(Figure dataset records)
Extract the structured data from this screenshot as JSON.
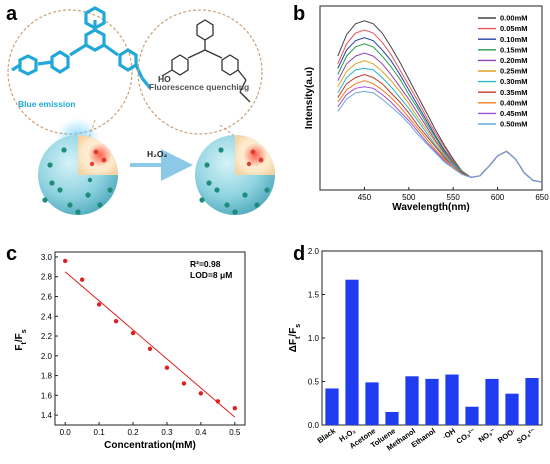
{
  "panel_a": {
    "letter": "a",
    "blue_label": "Blue emission",
    "quench_label": "Fluorescence quenching",
    "arrow_label": "H₂O₂",
    "colors": {
      "sphere": "#8fd3e0",
      "blue_mol": "#21a8d8",
      "dots": "#1d8c7a",
      "red": "#e04030"
    }
  },
  "chart_data": [
    {
      "panel": "b",
      "type": "line",
      "title": "",
      "xlabel": "Wavelength(nm)",
      "ylabel": "Intensity(a.u)",
      "xlim": [
        400,
        650
      ],
      "xticks": [
        450,
        500,
        550,
        600,
        650
      ],
      "legend_position": "top-right",
      "grid": false,
      "x": [
        420,
        430,
        440,
        450,
        460,
        470,
        480,
        490,
        500,
        510,
        520,
        530,
        540,
        550,
        560,
        570,
        580,
        590,
        600,
        610,
        620,
        630,
        640,
        650
      ],
      "series": [
        {
          "name": "0.00mM",
          "color": "#444444",
          "values": [
            0.82,
            0.96,
            1.03,
            1.05,
            1.03,
            0.97,
            0.88,
            0.78,
            0.67,
            0.56,
            0.45,
            0.34,
            0.24,
            0.15,
            0.07,
            0.03,
            0.04,
            0.1,
            0.17,
            0.2,
            0.15,
            0.06,
            0.01,
            0.0
          ]
        },
        {
          "name": "0.05mM",
          "color": "#e8545a",
          "values": [
            0.77,
            0.9,
            0.97,
            0.99,
            0.97,
            0.91,
            0.83,
            0.73,
            0.63,
            0.53,
            0.42,
            0.32,
            0.23,
            0.14,
            0.07,
            0.03,
            0.04,
            0.1,
            0.17,
            0.2,
            0.15,
            0.06,
            0.01,
            0.0
          ]
        },
        {
          "name": "0.10mM",
          "color": "#1f3fa8",
          "values": [
            0.74,
            0.86,
            0.92,
            0.94,
            0.92,
            0.86,
            0.79,
            0.7,
            0.6,
            0.5,
            0.4,
            0.3,
            0.21,
            0.13,
            0.07,
            0.03,
            0.04,
            0.1,
            0.17,
            0.2,
            0.15,
            0.06,
            0.01,
            0.0
          ]
        },
        {
          "name": "0.15mM",
          "color": "#2a9d4a",
          "values": [
            0.7,
            0.82,
            0.88,
            0.9,
            0.88,
            0.82,
            0.75,
            0.67,
            0.57,
            0.48,
            0.38,
            0.29,
            0.2,
            0.13,
            0.07,
            0.03,
            0.04,
            0.1,
            0.17,
            0.2,
            0.15,
            0.06,
            0.01,
            0.0
          ]
        },
        {
          "name": "0.20mM",
          "color": "#8e44ad",
          "values": [
            0.66,
            0.77,
            0.82,
            0.84,
            0.82,
            0.77,
            0.7,
            0.62,
            0.54,
            0.45,
            0.36,
            0.27,
            0.19,
            0.12,
            0.06,
            0.03,
            0.04,
            0.1,
            0.17,
            0.2,
            0.15,
            0.06,
            0.01,
            0.0
          ]
        },
        {
          "name": "0.25mM",
          "color": "#e0a020",
          "values": [
            0.62,
            0.72,
            0.77,
            0.79,
            0.77,
            0.72,
            0.66,
            0.59,
            0.51,
            0.42,
            0.34,
            0.26,
            0.18,
            0.11,
            0.06,
            0.03,
            0.04,
            0.1,
            0.17,
            0.2,
            0.15,
            0.06,
            0.01,
            0.0
          ]
        },
        {
          "name": "0.30mM",
          "color": "#29b6c8",
          "values": [
            0.58,
            0.68,
            0.73,
            0.74,
            0.73,
            0.68,
            0.62,
            0.55,
            0.48,
            0.4,
            0.32,
            0.24,
            0.17,
            0.11,
            0.06,
            0.03,
            0.04,
            0.1,
            0.17,
            0.2,
            0.15,
            0.06,
            0.01,
            0.0
          ]
        },
        {
          "name": "0.35mM",
          "color": "#c0392b",
          "values": [
            0.55,
            0.64,
            0.68,
            0.7,
            0.68,
            0.64,
            0.58,
            0.52,
            0.45,
            0.37,
            0.3,
            0.23,
            0.16,
            0.1,
            0.06,
            0.03,
            0.04,
            0.1,
            0.17,
            0.2,
            0.15,
            0.06,
            0.01,
            0.0
          ]
        },
        {
          "name": "0.40mM",
          "color": "#f07c1e",
          "values": [
            0.52,
            0.6,
            0.64,
            0.66,
            0.64,
            0.6,
            0.55,
            0.49,
            0.42,
            0.35,
            0.28,
            0.21,
            0.15,
            0.1,
            0.05,
            0.03,
            0.04,
            0.1,
            0.17,
            0.2,
            0.15,
            0.06,
            0.01,
            0.0
          ]
        },
        {
          "name": "0.45mM",
          "color": "#9c4fd6",
          "values": [
            0.49,
            0.57,
            0.61,
            0.62,
            0.61,
            0.57,
            0.52,
            0.46,
            0.4,
            0.33,
            0.26,
            0.2,
            0.14,
            0.09,
            0.05,
            0.03,
            0.04,
            0.1,
            0.17,
            0.2,
            0.15,
            0.06,
            0.01,
            0.0
          ]
        },
        {
          "name": "0.50mM",
          "color": "#6aa8e0",
          "values": [
            0.46,
            0.54,
            0.58,
            0.59,
            0.58,
            0.54,
            0.49,
            0.44,
            0.38,
            0.31,
            0.25,
            0.19,
            0.13,
            0.09,
            0.05,
            0.03,
            0.04,
            0.1,
            0.17,
            0.2,
            0.15,
            0.06,
            0.01,
            0.0
          ]
        }
      ]
    },
    {
      "panel": "c",
      "type": "scatter",
      "title": "",
      "xlabel": "Concentration(mM)",
      "ylabel": "F_t/F_s",
      "xlim": [
        -0.03,
        0.53
      ],
      "ylim": [
        1.3,
        3.05
      ],
      "xticks": [
        0.0,
        0.1,
        0.2,
        0.3,
        0.4,
        0.5
      ],
      "yticks": [
        1.4,
        1.6,
        1.8,
        2.0,
        2.2,
        2.4,
        2.6,
        2.8,
        3.0
      ],
      "grid": false,
      "x": [
        0.0,
        0.05,
        0.1,
        0.15,
        0.2,
        0.25,
        0.3,
        0.35,
        0.4,
        0.45,
        0.5
      ],
      "y": [
        2.96,
        2.77,
        2.52,
        2.35,
        2.23,
        2.07,
        1.88,
        1.72,
        1.62,
        1.54,
        1.47
      ],
      "fit": {
        "x": [
          0.0,
          0.5
        ],
        "y": [
          2.85,
          1.38
        ]
      },
      "annotations": [
        "R²=0.98",
        "LOD=8 μM"
      ],
      "color": "#e02020"
    },
    {
      "panel": "d",
      "type": "bar",
      "title": "",
      "xlabel": "",
      "ylabel": "ΔF_t/F_s",
      "ylim": [
        0,
        2.0
      ],
      "yticks": [
        0.0,
        0.5,
        1.0,
        1.5,
        2.0
      ],
      "grid": false,
      "color": "#1f3cf0",
      "categories": [
        "Black",
        "H₂O₂",
        "Acetone",
        "Toluene",
        "Methanol",
        "Ethanol",
        "·OH",
        "CO₃²⁻",
        "NO₃⁻",
        "ROO·",
        "SO₄²⁻"
      ],
      "values": [
        0.42,
        1.67,
        0.49,
        0.15,
        0.56,
        0.53,
        0.58,
        0.21,
        0.53,
        0.36,
        0.54
      ]
    }
  ]
}
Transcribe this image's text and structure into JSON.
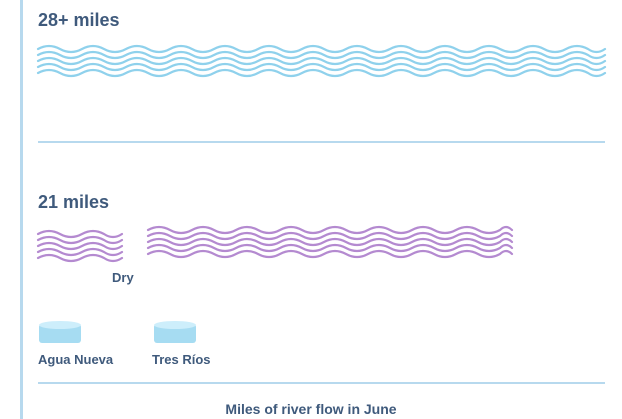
{
  "title": "28+ miles",
  "section2_title": "21 miles",
  "dry_label": "Dry",
  "stations": [
    {
      "name": "Agua Nueva"
    },
    {
      "name": "Tres Ríos"
    }
  ],
  "caption": "Miles of river flow in June",
  "colors": {
    "text": "#3f5a7c",
    "rule": "#b7d9ee",
    "wave_top": "#8fd1ec",
    "wave_bottom": "#b48ad0",
    "station_fill": "#a6dcf2",
    "station_top": "#cdeefb"
  },
  "icons": {
    "station": "wastewater-plant-icon",
    "river": "river-wave-icon"
  }
}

= Exercise directions =
Reproduce verbatim, and only, the lines starting at the one that contains "Transcribe this image's" and ending with the final line of the records; leave out the pictures.

= Written response =
Transcribe this image's text and structure into JSON.
{
  "title": "28+ miles",
  "section2_title": "21 miles",
  "dry_label": "Dry",
  "stations": [
    {
      "name": "Agua Nueva"
    },
    {
      "name": "Tres Ríos"
    }
  ],
  "caption": "Miles of river flow in June",
  "colors": {
    "text": "#3f5a7c",
    "rule": "#b7d9ee",
    "wave_top": "#8fd1ec",
    "wave_bottom": "#b48ad0",
    "station_fill": "#a6dcf2",
    "station_top": "#cdeefb"
  },
  "icons": {
    "station": "wastewater-plant-icon",
    "river": "river-wave-icon"
  }
}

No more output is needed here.